_Tâches à réaliser_:
(1) Recopiez le passage de la lettre sur Goldoni allant de "Le caro Goldoni, le" à "où lui répondre.", en remplaçant "Lyon" par "Turin".
(2) Rédigez la suite de la lettre sur Goldoni, en partant de sa dernière phrase.

_Extrait source_:
=====

25è auguste 1762, aux Délices 1

Le caro Goldoni, le figlio della natura 2 veut donc, monsieur, me laisser mourir sans me donner la consolation de le voir. Il m’a écrit de Lyon qu’il n’avait pu passer chez moi parce qu’il a sa femme ; mais certainement je ne lui aurais pas pris sa femme, et je les aurais reçus tous deux avec autant d’empressement qu’il le sera partout ailleurs. Il m’a mandé que de Lyon il allait à Paris, mais il ne m’a pas donné d’adresse ; ainsi je ne sais où lui répondre.

Je suis tout à fait angustiato 3. Vous m’étonnez, monsieur, de m’apprendre que vous voulez ressusciter en Italie la tragédie Idoménée 4, qui est morte à Paris dès sa naissance, il y a quelque soixante ans. C’est un des plus insipides ouvrages qu’on ait jamais donnés au théâtre, et aussi mal écrit que mal conduit. Assurément Phèdre et Polyeucte seraient bien étonnés de se trouver en pareille compagnie. Non, vous ne serez pas comme ceux qui tiennent table ouverte, et qui reçoivent également les gens aimables et les importuns.

Dieu a béni votre théâtre, et n’a pas accordé au mien beaucoup de faveur cette année. J’ai été si malade, qu’il m’a fallu quitter le château de Ferney pour aller aux Délices près de Genève, et pour être longtemps entre les mains des médecins. Pendant ce temps-là, vous donniez de belles fêtes ; et il vous est plus aisé de trouver des acteurs à Bologne, qu’à moi d’en trouver à Genève. Bologna la dotta 5 vaut mieux que Genève la pédante, où il n’y a que des prédicants, des marchands, et des truites ; je ne m’accommode pas tout à fait de cela, moi qui aime mieux une bonne tragédie qu'un sermon . Ce que nous avons de plus agréable dans ce pays-ci, c’est que nous sommes instruits les premiers de toutes les sottises sanguinaires qui se passent dans le Nord. Nous sommes tout juste entre la France, l’Allemagne, et l’Italie ; et on ne tue personne vers Dresde que nous ne le sachions les premiers. Avec tout cela j’aimerais beaucoup mieux avoir bâti un château vers Bologna que vers les Allobroges, et être votre voisin que celui des Savoyards ; mais Dieu n’a pas voulu que je visse la belle Italie. Il faut que je vive et que je meure où je suis . J’y vivrai et j’y mourrai plein d’estime et de respect pour vous.

=====

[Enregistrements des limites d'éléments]
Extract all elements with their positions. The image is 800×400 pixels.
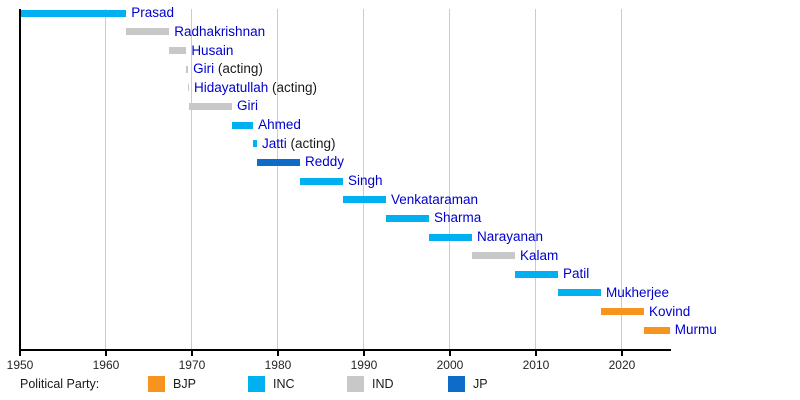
bar-label-mukherjee: Mukherjee	[606, 284, 669, 301]
gridline-2020	[621, 9, 623, 349]
legend-swatch-jp	[448, 376, 465, 392]
bar-label-murmu: Murmu	[675, 321, 717, 338]
axis-tick-label-1990: 1990	[350, 358, 378, 372]
legend-entry-bjp: BJP	[148, 375, 196, 393]
bar-label-giri-acting: Giri (acting)	[193, 60, 263, 77]
timeline-bar-hidayatullah-acting	[188, 84, 190, 92]
president-name-sharma[interactable]: Sharma	[434, 210, 482, 226]
legend-entry-inc: INC	[248, 375, 295, 393]
legend-label-jp: JP	[473, 377, 488, 391]
timeline-bar-ahmed	[231, 121, 254, 129]
bar-label-ahmed: Ahmed	[258, 116, 301, 133]
axis-tick-label-1950: 1950	[6, 358, 34, 372]
axis-tick-label-2010: 2010	[522, 358, 550, 372]
president-name-patil[interactable]: Patil	[562, 266, 590, 282]
legend-entry-jp: JP	[448, 375, 488, 393]
legend-title: Political Party:	[20, 377, 100, 391]
president-name-jatti-acting[interactable]: Jatti	[262, 135, 287, 151]
axis-tick-label-2020: 2020	[608, 358, 636, 372]
legend-swatch-bjp	[148, 376, 165, 392]
legend-label-ind: IND	[372, 377, 394, 391]
axis-tick-label-1960: 1960	[92, 358, 120, 372]
president-name-kalam[interactable]: Kalam	[520, 247, 559, 263]
timeline-bar-mukherjee	[557, 289, 601, 297]
timeline-bar-husain	[169, 47, 187, 54]
gridline-1990	[363, 9, 365, 349]
acting-suffix: (acting)	[286, 135, 336, 151]
gridline-1970	[191, 9, 193, 349]
president-name-husain[interactable]: Husain	[191, 42, 234, 58]
bar-label-venkataraman: Venkataraman	[391, 191, 478, 208]
gridline-1960	[105, 9, 107, 349]
timeline-bar-patil	[515, 270, 558, 278]
president-name-reddy[interactable]: Reddy	[305, 154, 345, 170]
bar-label-giri: Giri	[237, 97, 258, 114]
bar-label-hidayatullah-acting: Hidayatullah (acting)	[194, 79, 317, 96]
gridline-2000	[449, 9, 451, 349]
president-name-ahmed[interactable]: Ahmed	[258, 117, 301, 133]
axis-tick-label-2000: 2000	[436, 358, 464, 372]
bar-label-kovind: Kovind	[649, 303, 690, 320]
acting-suffix: (acting)	[268, 79, 318, 95]
bar-label-radhakrishnan: Radhakrishnan	[174, 23, 265, 40]
timeline-bar-giri-acting	[186, 65, 189, 73]
axis-tick-2010	[534, 351, 537, 356]
bar-label-singh: Singh	[348, 172, 383, 189]
timeline-bar-radhakrishnan	[126, 28, 170, 36]
bar-label-jatti-acting: Jatti (acting)	[262, 135, 336, 152]
timeline-bar-kovind	[600, 308, 644, 316]
bar-label-husain: Husain	[191, 42, 233, 59]
axis-tick-2000	[448, 351, 451, 356]
president-name-narayanan[interactable]: Narayanan	[477, 229, 544, 244]
axis-tick-label-1970: 1970	[178, 358, 206, 372]
president-name-murmu[interactable]: Murmu	[674, 322, 717, 338]
president-name-kovind[interactable]: Kovind	[648, 303, 691, 319]
legend-label-bjp: BJP	[173, 377, 196, 391]
acting-suffix: (acting)	[214, 61, 263, 77]
axis-tick-1980	[276, 351, 279, 356]
y-axis-line	[19, 9, 21, 351]
bar-label-reddy: Reddy	[305, 153, 344, 170]
legend-swatch-ind	[347, 376, 364, 392]
timeline-bar-jatti-acting	[253, 140, 257, 148]
timeline-bar-giri	[188, 102, 232, 110]
president-name-prasad[interactable]: Prasad	[131, 5, 175, 21]
axis-tick-2020	[620, 351, 623, 356]
president-name-venkataraman[interactable]: Venkataraman	[391, 191, 479, 207]
president-name-singh[interactable]: Singh	[348, 173, 383, 189]
legend-label-inc: INC	[273, 377, 295, 391]
president-name-mukherjee[interactable]: Mukherjee	[605, 284, 670, 300]
bar-label-prasad: Prasad	[131, 4, 174, 21]
axis-tick-1950	[19, 351, 21, 356]
president-name-giri[interactable]: Giri	[236, 98, 258, 114]
bar-label-patil: Patil	[563, 265, 589, 282]
gridline-1980	[277, 9, 279, 349]
legend-swatch-inc	[248, 376, 265, 392]
president-name-giri-acting[interactable]: Giri	[193, 61, 215, 77]
timeline-bar-prasad	[20, 9, 127, 17]
timeline-bar-sharma	[386, 214, 429, 222]
bar-label-sharma: Sharma	[434, 209, 481, 226]
axis-tick-label-1980: 1980	[264, 358, 292, 372]
bar-label-narayanan: Narayanan	[477, 228, 543, 245]
timeline-bar-narayanan	[429, 233, 472, 241]
axis-tick-1970	[190, 351, 193, 356]
gridline-2010	[535, 9, 537, 349]
timeline-bar-venkataraman	[343, 196, 386, 204]
timeline-bar-kalam	[472, 252, 515, 260]
legend-entry-ind: IND	[347, 375, 394, 393]
x-axis-line	[19, 349, 671, 351]
timeline-bar-murmu	[643, 326, 670, 334]
timeline-bar-reddy	[257, 158, 300, 166]
bar-label-kalam: Kalam	[520, 247, 558, 264]
axis-tick-1960	[104, 351, 107, 356]
timeline-bar-singh	[300, 177, 343, 185]
president-name-radhakrishnan[interactable]: Radhakrishnan	[174, 23, 266, 39]
axis-tick-1990	[362, 351, 365, 356]
president-name-hidayatullah-acting[interactable]: Hidayatullah	[193, 79, 269, 95]
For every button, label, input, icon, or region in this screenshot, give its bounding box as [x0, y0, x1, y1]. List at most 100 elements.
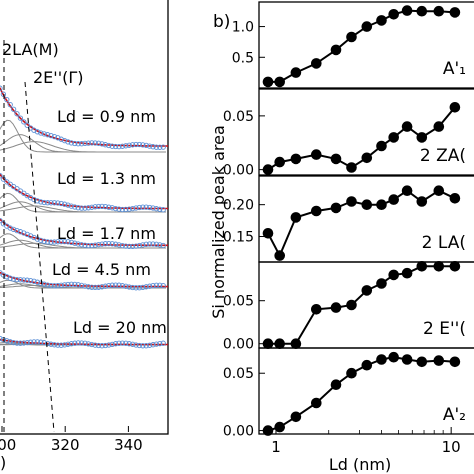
data-point [290, 411, 302, 423]
spectrum-point [133, 342, 139, 348]
data-point [311, 397, 322, 409]
spectrum-point [146, 204, 153, 211]
spectrum-point [123, 340, 129, 346]
data-point [262, 425, 274, 436]
spectrum-point [157, 340, 163, 347]
panel-series-label: 2 ZA( [420, 146, 466, 166]
spectrum-point [150, 282, 156, 289]
spectrum-point [78, 340, 85, 346]
spectrum-point [102, 203, 109, 210]
spectrum-point [0, 85, 3, 91]
spectrum-point [7, 101, 13, 108]
spectrum-point [72, 140, 78, 147]
left-x-ticklabel: 340 [114, 436, 143, 454]
spectrum-point [89, 140, 95, 146]
spectrum-point [99, 343, 105, 349]
spectrum-point [157, 242, 163, 248]
spectrum-point [126, 243, 132, 250]
data-point [346, 31, 357, 43]
spectrum-point [51, 239, 58, 245]
spectrum-point [44, 200, 51, 206]
panel-label-b: b) [213, 12, 230, 32]
spectrum-point [126, 284, 132, 290]
spectrum-point [68, 203, 75, 209]
data-point [311, 149, 322, 160]
spectrum-3 [0, 217, 168, 250]
spectrum-point [65, 202, 71, 208]
spectrum-point [116, 340, 122, 346]
spectrum-point [119, 242, 126, 249]
spectrum-point [106, 282, 112, 289]
spectrum-point [95, 342, 102, 349]
data-point [330, 302, 342, 313]
data-point [346, 367, 357, 379]
x-ticklabel: 10 [442, 438, 461, 456]
spectrum-point [92, 204, 98, 210]
right-x-axis-label: Ld (nm) [329, 455, 391, 474]
spectrum-point [119, 143, 126, 149]
data-point [433, 121, 445, 132]
fit-component [0, 205, 166, 213]
spectrum-point [41, 238, 47, 244]
data-point [401, 5, 413, 16]
data-point [311, 205, 322, 217]
spectrum-point [58, 136, 64, 142]
spectrum-point [78, 282, 85, 289]
spectrum-point [21, 230, 27, 236]
spectrum-point [123, 243, 129, 249]
spectrum-4 [0, 270, 168, 291]
spectrum-point [146, 241, 153, 247]
spectrum-point [68, 140, 75, 146]
spectrum-point [123, 143, 129, 149]
spectrum-point [14, 111, 20, 117]
spectrum-point [31, 339, 37, 345]
data-point [361, 199, 373, 210]
spectrum-point [38, 339, 44, 345]
spectrum-point [102, 241, 109, 247]
panel-series-label: 2 LA( [422, 233, 466, 253]
spectrum-point [150, 144, 156, 150]
spectrum-point [146, 143, 153, 149]
spectrum-point [92, 342, 98, 348]
spectrum-point [109, 241, 115, 247]
data-point [330, 379, 342, 391]
data-point [376, 15, 387, 26]
spectrum-point [157, 206, 163, 212]
spectrum-point [68, 281, 75, 287]
spectrum-point [95, 241, 102, 248]
right-panels: 0.51.0A'₁0.000.052 ZA(0.150.202 LA(0.000… [223, 1, 474, 456]
spectrum-point [34, 279, 41, 285]
data-point [433, 261, 445, 272]
spectrum-point [133, 205, 139, 211]
spectrum-point [17, 229, 24, 235]
y-ticklabel: 0.5 [232, 50, 254, 66]
data-point [376, 199, 387, 210]
data-point [346, 196, 357, 207]
spectrum-point [10, 106, 17, 112]
annotation-2e: 2E''(Γ) [33, 68, 83, 87]
y-ticklabel: 0.15 [223, 230, 254, 246]
spectrum-point [143, 343, 149, 349]
spectrum-point [95, 284, 102, 290]
spectrum-point [4, 338, 10, 344]
spectrum-point [85, 242, 92, 249]
spectrum-point [102, 283, 109, 289]
spectrum-point [7, 339, 13, 345]
spectrum-point [116, 282, 122, 288]
data-point [346, 162, 357, 173]
spectrum-point [146, 283, 153, 289]
spectrum-point [106, 342, 112, 348]
spectrum-point [75, 241, 81, 247]
spectrum-1 [0, 85, 169, 153]
spectrum-point [27, 277, 34, 284]
spectrum-5 [0, 335, 168, 349]
spectrum-point [55, 200, 61, 206]
spectrum-point [126, 142, 132, 148]
spectrum-point [4, 274, 10, 280]
x-ticklabel: 1 [271, 438, 281, 456]
data-point [274, 250, 286, 261]
spectrum-point [4, 179, 10, 185]
spectrum-point [123, 206, 129, 213]
spectrum-point [4, 96, 10, 103]
spectrum-point [72, 281, 78, 288]
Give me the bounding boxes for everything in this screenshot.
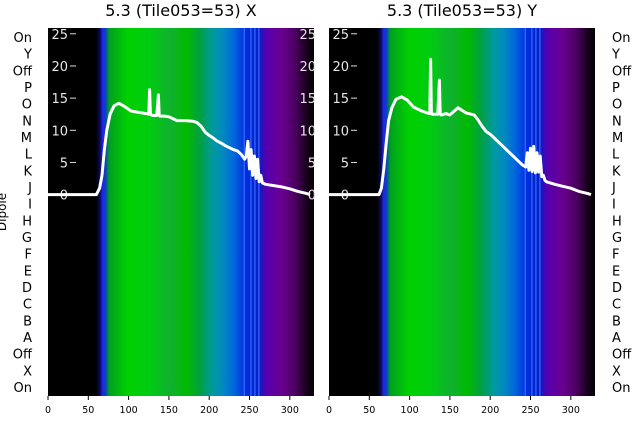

=====

_Réponses aux tâches_:
(1)
Le caro Goldoni, le figlio della natura 2 veut donc, monsieur, me laisser mourir sans me donner la consolation de le voir. Il m’a écrit de Turin qu’il n’avait pu passer chez moi parce qu’il a sa femme ; mais certainement je ne lui aurais pas pris sa femme, et je les aurais reçus tous deux avec autant d’empressement qu’il le sera partout ailleurs. Il m’a mandé que de Turin il allait à Paris, mais il ne m’a pas donné d’adresse ; ainsi je ne sais où lui répondre.

(2)
V. »

1 L'original porte la mention « fco Milano » ; l'édition de Kehl est peu soignée comme la copie Beaumarchais ; voir : http://www.monsieurdevoltaire.com/article-correspondance-annee-1762-partie-24-123150901.html

2 Le cher Goldoni, l'enfant de la nature .

3 En peine .

4 Idoménée, tragédie de Crébillon avait été jouée en décembre 1705 et n'avait jamais été reprise . Une note du manuscrit et de l'édition précise : « Idoménée fut traduit par MM. Paradisi et Albergati, non par choix, mais par complaisance . »

5 « Bologne la docte » souvenir de Culta Bonomia, de Martial, Épigrammes, III, IX, 1 .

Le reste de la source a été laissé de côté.